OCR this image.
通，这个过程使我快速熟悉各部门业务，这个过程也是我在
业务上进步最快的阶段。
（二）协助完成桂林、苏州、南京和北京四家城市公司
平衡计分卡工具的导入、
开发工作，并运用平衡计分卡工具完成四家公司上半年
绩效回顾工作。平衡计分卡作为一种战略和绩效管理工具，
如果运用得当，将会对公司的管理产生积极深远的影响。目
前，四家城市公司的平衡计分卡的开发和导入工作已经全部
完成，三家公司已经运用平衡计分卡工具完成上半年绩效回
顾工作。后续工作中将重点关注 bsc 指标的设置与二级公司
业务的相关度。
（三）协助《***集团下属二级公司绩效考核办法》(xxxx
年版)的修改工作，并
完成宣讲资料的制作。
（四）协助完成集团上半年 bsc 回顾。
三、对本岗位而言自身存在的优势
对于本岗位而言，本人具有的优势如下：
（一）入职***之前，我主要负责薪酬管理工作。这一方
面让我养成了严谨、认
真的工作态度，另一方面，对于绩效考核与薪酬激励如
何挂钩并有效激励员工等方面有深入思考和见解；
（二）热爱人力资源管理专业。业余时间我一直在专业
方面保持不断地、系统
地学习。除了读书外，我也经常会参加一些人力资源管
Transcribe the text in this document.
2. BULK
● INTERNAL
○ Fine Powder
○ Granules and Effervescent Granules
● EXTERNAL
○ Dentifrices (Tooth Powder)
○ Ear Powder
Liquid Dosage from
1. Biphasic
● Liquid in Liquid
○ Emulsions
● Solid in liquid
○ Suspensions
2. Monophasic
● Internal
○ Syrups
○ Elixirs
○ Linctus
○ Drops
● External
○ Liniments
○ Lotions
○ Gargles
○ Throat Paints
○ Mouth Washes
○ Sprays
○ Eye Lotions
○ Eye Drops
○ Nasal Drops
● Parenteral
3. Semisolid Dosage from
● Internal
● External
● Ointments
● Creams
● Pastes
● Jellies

______________________________

Goal of the exercise
Only lines with "from" are wanted here; list each of them.

Task result
Liquid Dosage from
3. Semisolid Dosage from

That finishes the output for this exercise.